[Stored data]

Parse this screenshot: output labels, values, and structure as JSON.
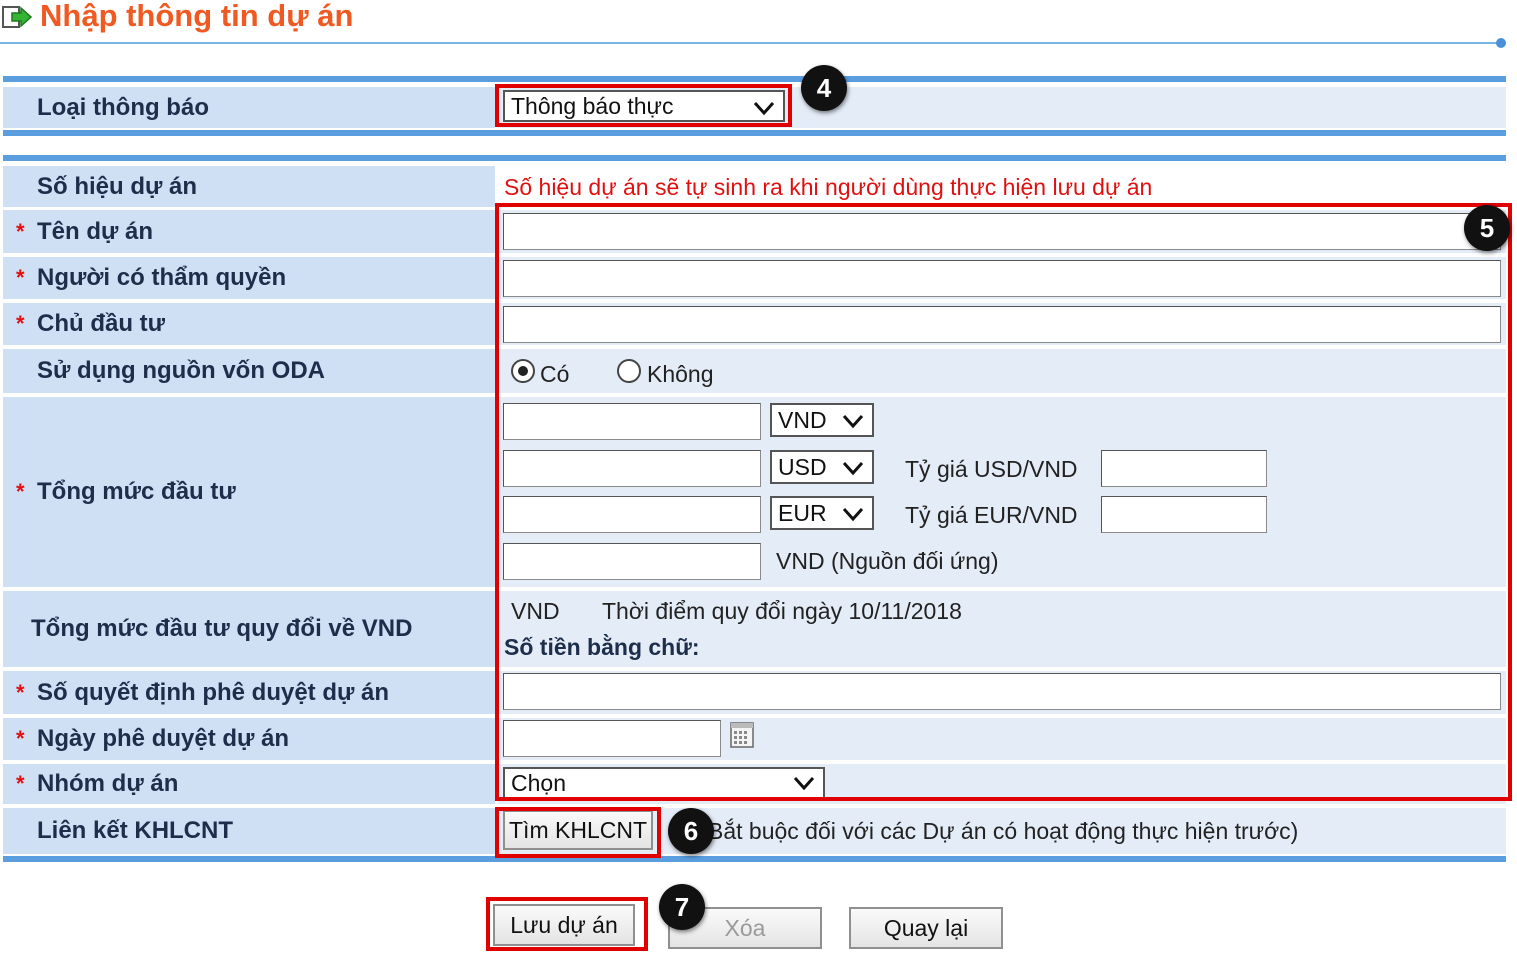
{
  "header": {
    "title": "Nhập thông tin dự án"
  },
  "notice_type": {
    "label": "Loại thông báo",
    "selected": "Thông báo thực"
  },
  "project_number": {
    "label": "Số hiệu dự án",
    "note": "Số hiệu dự án sẽ tự sinh ra khi người dùng thực hiện lưu dự án"
  },
  "project_name": {
    "label": "Tên dự án",
    "value": ""
  },
  "authority": {
    "label": "Người có thẩm quyền",
    "value": ""
  },
  "investor": {
    "label": "Chủ đầu tư",
    "value": ""
  },
  "oda": {
    "label": "Sử dụng nguồn vốn ODA",
    "options": [
      "Có",
      "Không"
    ],
    "selected": "Có"
  },
  "total_investment": {
    "label": "Tổng mức đầu tư",
    "currencies": [
      "VND",
      "USD",
      "EUR"
    ],
    "rate_usd_label": "Tỷ giá USD/VND",
    "rate_eur_label": "Tỷ giá EUR/VND",
    "counterpart_label": "VND (Nguồn đối ứng)"
  },
  "converted_total": {
    "label": "Tổng mức đầu tư quy đổi về VND",
    "unit": "VND",
    "conversion_note": "Thời điểm quy đổi ngày 10/11/2018",
    "words_label": "Số tiền bằng chữ:"
  },
  "decision_number": {
    "label": "Số quyết định phê duyệt dự án",
    "value": ""
  },
  "approval_date": {
    "label": "Ngày phê duyệt dự án",
    "value": ""
  },
  "project_group": {
    "label": "Nhóm dự án",
    "selected": "Chọn"
  },
  "khlcnt_link": {
    "label": "Liên kết KHLCNT",
    "button": "Tìm KHLCNT",
    "note": "Bắt buộc đối với các Dự án có hoạt động thực hiện trước)"
  },
  "required_mark": "*",
  "actions": {
    "save": "Lưu dự án",
    "delete": "Xóa",
    "back": "Quay lại"
  },
  "annotations": [
    "4",
    "5",
    "6",
    "7"
  ],
  "colors": {
    "title": "#f05a22",
    "highlight": "#e00000",
    "label_bg": "#cfe0f5",
    "bar": "#5a9ee0"
  }
}
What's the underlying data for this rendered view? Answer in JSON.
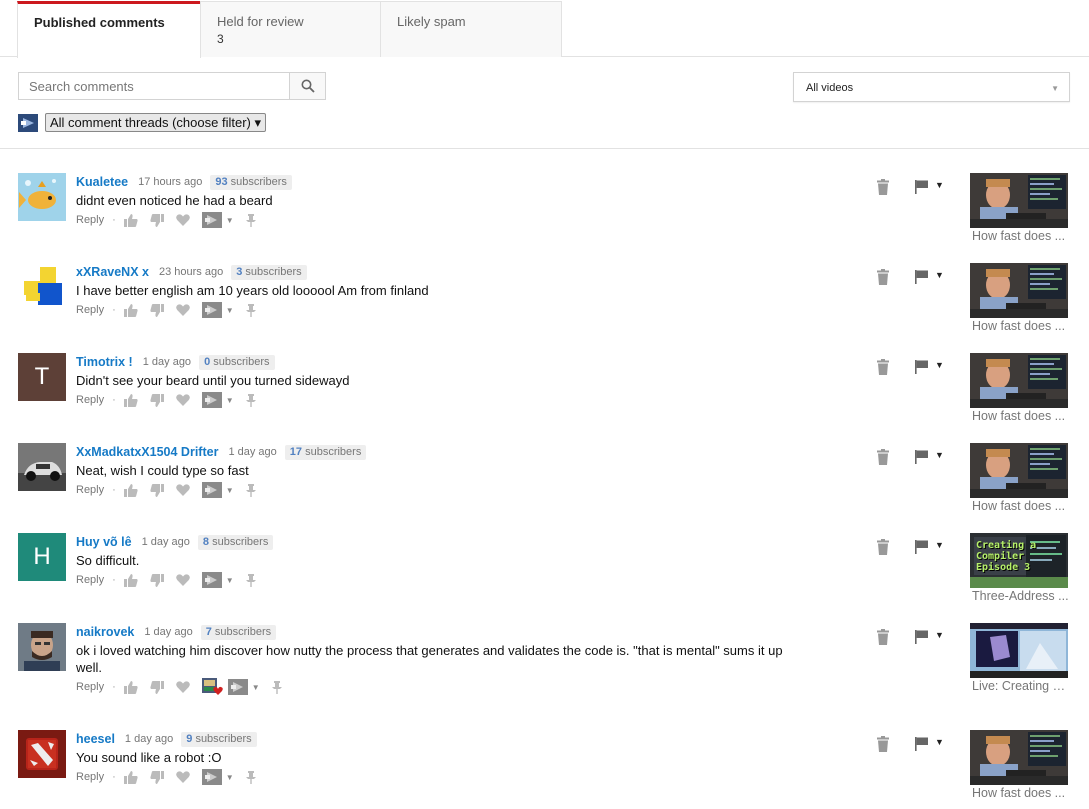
{
  "tabs": [
    {
      "label": "Published comments",
      "count": ""
    },
    {
      "label": "Held for review",
      "count": "3"
    },
    {
      "label": "Likely spam",
      "count": ""
    }
  ],
  "search": {
    "placeholder": "Search comments"
  },
  "video_filter": {
    "selected": "All videos"
  },
  "thread_filter": {
    "selected": "All comment threads (choose filter)"
  },
  "colors": {
    "accent": "#cc181e",
    "link": "#167ac6",
    "subs": "#5281c1"
  },
  "actions": {
    "reply_label": "Reply",
    "separator": "·"
  },
  "comments": [
    {
      "author": "Kualetee",
      "time": "17 hours ago",
      "subs_count": "93",
      "subs_label": "subscribers",
      "text": "didnt even noticed he had a beard",
      "video_title": "How fast does ...",
      "avatar": "fish-avatar"
    },
    {
      "author": "xXRaveNX x",
      "time": "23 hours ago",
      "subs_count": "3",
      "subs_label": "subscribers",
      "text": "I have better english am 10 years old loooool Am from finland",
      "video_title": "How fast does ...",
      "avatar": "block-figure-avatar"
    },
    {
      "author": "Timotrix !",
      "time": "1 day ago",
      "subs_count": "0",
      "subs_label": "subscribers",
      "text": "Didn't see your beard until you turned sidewayd",
      "video_title": "How fast does ...",
      "avatar_letter": "T",
      "avatar_color": "#5d4037"
    },
    {
      "author": "XxMadkatxX1504 Drifter",
      "time": "1 day ago",
      "subs_count": "17",
      "subs_label": "subscribers",
      "text": "Neat, wish I could type so fast",
      "video_title": "How fast does ...",
      "avatar": "car-avatar"
    },
    {
      "author": "Huy võ lê",
      "time": "1 day ago",
      "subs_count": "8",
      "subs_label": "subscribers",
      "text": "So difficult.",
      "video_title": "Three-Address ...",
      "avatar_letter": "H",
      "avatar_color": "#1f8a7a"
    },
    {
      "author": "naikrovek",
      "time": "1 day ago",
      "subs_count": "7",
      "subs_label": "subscribers",
      "text": "ok i loved watching him discover how nutty the process that generates and validates the code is.  \"that is mental\" sums it up well.",
      "video_title": "Live: Creating C...",
      "avatar": "man-avatar"
    },
    {
      "author": "heesel",
      "time": "1 day ago",
      "subs_count": "9",
      "subs_label": "subscribers",
      "text": "You sound like a robot :O",
      "video_title": "How fast does ...",
      "avatar": "dota-avatar"
    }
  ],
  "thumb_text": {
    "line1": "Creating a",
    "line2": "Compiler",
    "line3": "Episode 3"
  }
}
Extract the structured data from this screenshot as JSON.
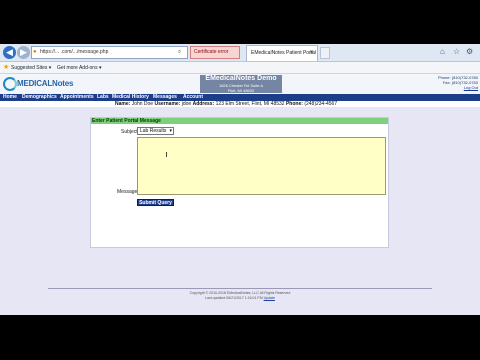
{
  "browser": {
    "url": "https://... .com/.../message.php",
    "certificate_error": "Certificate error",
    "tab_title": "EMedicalNotes Patient Portal",
    "favorites": {
      "suggested_sites": "Suggested Sites ▾",
      "get_more_addons": "Get more Add-ons ▾"
    }
  },
  "header": {
    "logo_text": "MEDICALNotes",
    "clinic_name": "EMedicalNotes Demo",
    "clinic_address": "1626 Chester Rd Suite A",
    "clinic_city": "Flint, MI 48532",
    "phone": "Phone: (810)732-0780",
    "fax": "Fax: (810)732-0783",
    "logout": "Log Out"
  },
  "nav": {
    "items": [
      "Home",
      "Demographics",
      "Appointments",
      "Labs",
      "Medical History",
      "Messages",
      "Account"
    ]
  },
  "patient": {
    "name_label": "Name",
    "name_value": "John Doe",
    "username_label": "Username",
    "username_value": "jdoe",
    "address_label": "Address",
    "address_value": "123 Elm Street, Flint, MI 48532",
    "phone_label": "Phone",
    "phone_value": "(248)234-4567"
  },
  "form": {
    "title": "Enter Patient Portal Message",
    "subject_label": "Subject",
    "subject_value": "Lab Results",
    "message_label": "Message",
    "submit_label": "Submit Query"
  },
  "footer": {
    "copyright": "Copyright © 2010-2018 EMedicalNotes, LLC All Rights Reserved",
    "updated_prefix": "Last updated 06/21/2017 1:16:01 PM",
    "updated_link": "Update"
  }
}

* [Short problem]
Pictures are excluded; output everything else in the data verbatim.

* [The completed task]
Parse this screenshot: output labels, values, and structure as JSON.
{
  "header": {
    "title": "Nhập thông tin dự án"
  },
  "notice_type": {
    "label": "Loại thông báo",
    "selected": "Thông báo thực"
  },
  "project_number": {
    "label": "Số hiệu dự án",
    "note": "Số hiệu dự án sẽ tự sinh ra khi người dùng thực hiện lưu dự án"
  },
  "project_name": {
    "label": "Tên dự án",
    "value": ""
  },
  "authority": {
    "label": "Người có thẩm quyền",
    "value": ""
  },
  "investor": {
    "label": "Chủ đầu tư",
    "value": ""
  },
  "oda": {
    "label": "Sử dụng nguồn vốn ODA",
    "options": [
      "Có",
      "Không"
    ],
    "selected": "Có"
  },
  "total_investment": {
    "label": "Tổng mức đầu tư",
    "currencies": [
      "VND",
      "USD",
      "EUR"
    ],
    "rate_usd_label": "Tỷ giá USD/VND",
    "rate_eur_label": "Tỷ giá EUR/VND",
    "counterpart_label": "VND (Nguồn đối ứng)"
  },
  "converted_total": {
    "label": "Tổng mức đầu tư quy đổi về VND",
    "unit": "VND",
    "conversion_note": "Thời điểm quy đổi ngày 10/11/2018",
    "words_label": "Số tiền bằng chữ:"
  },
  "decision_number": {
    "label": "Số quyết định phê duyệt dự án",
    "value": ""
  },
  "approval_date": {
    "label": "Ngày phê duyệt dự án",
    "value": ""
  },
  "project_group": {
    "label": "Nhóm dự án",
    "selected": "Chọn"
  },
  "khlcnt_link": {
    "label": "Liên kết KHLCNT",
    "button": "Tìm KHLCNT",
    "note": "Bắt buộc đối với các Dự án có hoạt động thực hiện trước)"
  },
  "required_mark": "*",
  "actions": {
    "save": "Lưu dự án",
    "delete": "Xóa",
    "back": "Quay lại"
  },
  "annotations": [
    "4",
    "5",
    "6",
    "7"
  ],
  "colors": {
    "title": "#f05a22",
    "highlight": "#e00000",
    "label_bg": "#cfe0f5",
    "bar": "#5a9ee0"
  }
}
What's the underlying data for this rendered view? Answer in JSON.
{
  "tabs": [
    {
      "label": "Published comments",
      "count": ""
    },
    {
      "label": "Held for review",
      "count": "3"
    },
    {
      "label": "Likely spam",
      "count": ""
    }
  ],
  "search": {
    "placeholder": "Search comments"
  },
  "video_filter": {
    "selected": "All videos"
  },
  "thread_filter": {
    "selected": "All comment threads (choose filter)"
  },
  "colors": {
    "accent": "#cc181e",
    "link": "#167ac6",
    "subs": "#5281c1"
  },
  "actions": {
    "reply_label": "Reply",
    "separator": "·"
  },
  "comments": [
    {
      "author": "Kualetee",
      "time": "17 hours ago",
      "subs_count": "93",
      "subs_label": "subscribers",
      "text": "didnt even noticed he had a beard",
      "video_title": "How fast does ...",
      "avatar": "fish-avatar"
    },
    {
      "author": "xXRaveNX x",
      "time": "23 hours ago",
      "subs_count": "3",
      "subs_label": "subscribers",
      "text": "I have better english am 10 years old loooool Am from finland",
      "video_title": "How fast does ...",
      "avatar": "block-figure-avatar"
    },
    {
      "author": "Timotrix !",
      "time": "1 day ago",
      "subs_count": "0",
      "subs_label": "subscribers",
      "text": "Didn't see your beard until you turned sidewayd",
      "video_title": "How fast does ...",
      "avatar_letter": "T",
      "avatar_color": "#5d4037"
    },
    {
      "author": "XxMadkatxX1504 Drifter",
      "time": "1 day ago",
      "subs_count": "17",
      "subs_label": "subscribers",
      "text": "Neat, wish I could type so fast",
      "video_title": "How fast does ...",
      "avatar": "car-avatar"
    },
    {
      "author": "Huy võ lê",
      "time": "1 day ago",
      "subs_count": "8",
      "subs_label": "subscribers",
      "text": "So difficult.",
      "video_title": "Three-Address ...",
      "avatar_letter": "H",
      "avatar_color": "#1f8a7a"
    },
    {
      "author": "naikrovek",
      "time": "1 day ago",
      "subs_count": "7",
      "subs_label": "subscribers",
      "text": "ok i loved watching him discover how nutty the process that generates and validates the code is.  \"that is mental\" sums it up well.",
      "video_title": "Live: Creating C...",
      "avatar": "man-avatar"
    },
    {
      "author": "heesel",
      "time": "1 day ago",
      "subs_count": "9",
      "subs_label": "subscribers",
      "text": "You sound like a robot :O",
      "video_title": "How fast does ...",
      "avatar": "dota-avatar"
    }
  ],
  "thumb_text": {
    "line1": "Creating a",
    "line2": "Compiler",
    "line3": "Episode 3"
  }
}
Extract the structured data from this screenshot as JSON.
{
  "browser": {
    "url": "https://... .com/.../message.php",
    "certificate_error": "Certificate error",
    "tab_title": "EMedicalNotes Patient Portal",
    "favorites": {
      "suggested_sites": "Suggested Sites ▾",
      "get_more_addons": "Get more Add-ons ▾"
    }
  },
  "header": {
    "logo_text": "MEDICALNotes",
    "clinic_name": "EMedicalNotes Demo",
    "clinic_address": "1626 Chester Rd Suite A",
    "clinic_city": "Flint, MI 48532",
    "phone": "Phone: (810)732-0780",
    "fax": "Fax: (810)732-0783",
    "logout": "Log Out"
  },
  "nav": {
    "items": [
      "Home",
      "Demographics",
      "Appointments",
      "Labs",
      "Medical History",
      "Messages",
      "Account"
    ]
  },
  "patient": {
    "name_label": "Name",
    "name_value": "John Doe",
    "username_label": "Username",
    "username_value": "jdoe",
    "address_label": "Address",
    "address_value": "123 Elm Street, Flint, MI 48532",
    "phone_label": "Phone",
    "phone_value": "(248)234-4567"
  },
  "form": {
    "title": "Enter Patient Portal Message",
    "subject_label": "Subject",
    "subject_value": "Lab Results",
    "message_label": "Message",
    "submit_label": "Submit Query"
  },
  "footer": {
    "copyright": "Copyright © 2010-2018 EMedicalNotes, LLC All Rights Reserved",
    "updated_prefix": "Last updated 06/21/2017 1:16:01 PM",
    "updated_link": "Update"
  }
}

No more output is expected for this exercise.